Source excerpt ::
The failure to establish a central memorial to the victims of the Gulag mentioned in my previous post is part of a problem of contested memory that has been apparent since the demise of the Soviet Union but has escalated in the last decade or so. As Arseny Roginsky’s eloquent essay The Embrace of Stalinism shows, various aspects of the contestation of historical memory had taken hold by 2008. In this post I want to think about how things have developed since then, and bring together a few articles on some of the most critical events of recent years.

The increasing harassment of the Memorial Society, from the raid and confiscation of their archives in December 2008 to the imposition of the status of ‘foreign agent’ last year (read the official line on this from TASS and in English from Russia Today), now threaten its very existence (see also this BBC article, featuring interview with activists and family members at last year’s Return of the Names ceremony). The Sakharov Center faces similar problems. Most prominently over the last year or so, the Perm-36 Gulag museum has lost funding, closed and reopened under new management; see also Aleksandr Kalikh’s article ‘Perm’-36: unichtozhenie pamiati. The NTV documentary about Perm-36, ‘The Fifth Column’, is an example of the disturbing tone of the accusations being levelled and of attempts to shift the focus away from the Gulag’s victims. Ola Cichowlas’ article in New Republic gives some useful context and detail on the programme for non-Russian speakers, and for Russian readers the website ura.ru has a list of stories related to the situation.

Perm-36 Gulag museum, by Gerald Praschl (CC BY-SA 3.0)

Perm-36 Gulag museum, by Gerald Praschl (CC BY-SA 3.0)

Set problem ::
Please carry on the excerpt on contested Gulag memory, picking up right after its final line. The items after this point stand apart from the excerpt on contested Gulag memory.

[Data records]
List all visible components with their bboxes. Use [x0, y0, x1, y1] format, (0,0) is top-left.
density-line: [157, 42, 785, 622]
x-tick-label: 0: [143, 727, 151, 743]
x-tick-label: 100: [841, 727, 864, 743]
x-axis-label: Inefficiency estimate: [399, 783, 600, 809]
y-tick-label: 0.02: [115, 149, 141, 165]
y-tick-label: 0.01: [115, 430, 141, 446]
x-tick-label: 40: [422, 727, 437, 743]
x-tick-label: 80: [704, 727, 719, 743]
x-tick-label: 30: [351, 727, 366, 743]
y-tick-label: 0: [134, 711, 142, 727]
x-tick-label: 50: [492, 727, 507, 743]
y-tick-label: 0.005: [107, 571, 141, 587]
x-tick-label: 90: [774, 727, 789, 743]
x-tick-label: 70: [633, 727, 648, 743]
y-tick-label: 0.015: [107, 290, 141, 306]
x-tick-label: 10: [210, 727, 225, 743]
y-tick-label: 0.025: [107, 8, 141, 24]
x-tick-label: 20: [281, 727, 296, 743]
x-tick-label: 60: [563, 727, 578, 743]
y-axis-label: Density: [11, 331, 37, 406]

Task result ::
There are a number of reasons behind this movement against these organizations, such as the involvement of some of them in other human rights work (the closure of the Committee Against Torture as a ‘foreign agent’ shows that it is not only organizations campaigning about historical memory that are under threat). But the rehabilitation of Stalin is a major factor. In Georgia, Stalin remains a cause for celebration in some quarters, the home boy made good. In Russia, the rhetoric of the strong leader, focusing first of all on Stalin’s victory in the Great Patriotic War but also now more generally on his rebuilding and industrialization of the country both before and after the war, is very much directed towards bolstering Putin’s legitimacy at home, reclaiming pride in the nation, and re-establishing Russia’s claim to a place at the top of the international pecking order. One might suggest therefore that the memory of the Stalinist repressions and its victims are merely, yet again, the casualties of that process. But it’s more complex than that. While the new exhibition at Perm-36 emphasizes not the victims but the Gulag’s ‘Contribution To Victory’, the Museum of history of the Gulag in Moscow is, by contrast, thriving; the opening of its new building is scheduled for 30 October 2015. In Roland Oliphant’s excellent piece The growing struggle in Russia about historical memory and Stalin, Irina Shcherbakova of Memorial characterizes this as part of a hybrid approach to memory. That identifies what’s going on, but again, I’m not sure that really helps us understand why it’s happening. I’d like instead to examine two aspects which I think may get us closer to understanding it. The first is a question about commemoration: who (and what) is being remembered? The second is a question about the nature the Gulag itself.

Leaving aside Western memorials to the victims of communism, which arguably are more interested in lauding the victory of capitalism (and hasn’t that turned out well?) than in remembering those who perished, the first question, about commemoration in Russia itself, may appear to have an obvious answer: the victims of the Stalinist (or, more broadly, Soviet) repressions. Certainly, NGOs such as Memorial, the compilers of the many memory books and those involved in the various memorial projects I discussed in my previous post, are working to identify and commemorate all the victims, and their efforts are in no way devalued by what follows. But there are a couple of problems with commemoration that Alexander Etkind has identified in his article ‘Hard and Soft in Cultural Memory: Political Mourning in Russia and Germany’, Grey Room, 16 (2004), 36–59. The first is the extent to which the Orthodox church has appropriated commemoration of Gulag victims, for example at the memorial complex at the Butovo firing range. Many Orthodox believers, both lay and ordained, were victims, and they certainly deserve to be remembered – Orthodoxy does have an important role to play here. But if the commemorations as a whole have an Orthodox colouring, where does that leave victims of other faiths, or none? I can’t help comparing this to Khrushchev’s secret speech and the subsequent de-Stalinization programme that focused solely on the repression of party members and remained silent about all other victims, who were the majority. Beyond that question, the involvement of the Orthodox church is particularly problematic given the level of collaboration between the church and the security services after religious revival Stalin encouraged during the Great Patriotic War. The present-day church’s accommodation with power raises similar questions: can or should an institution that participated in the prosecution and imprisonment of Pussy Riot control memory of the Gulag? And when an Orthodox priest is pictured placing a flower at the bust of Stalin on the opening of the new museum devoted to him in Tver oblast, one might well ask about the church’s suitability for the task.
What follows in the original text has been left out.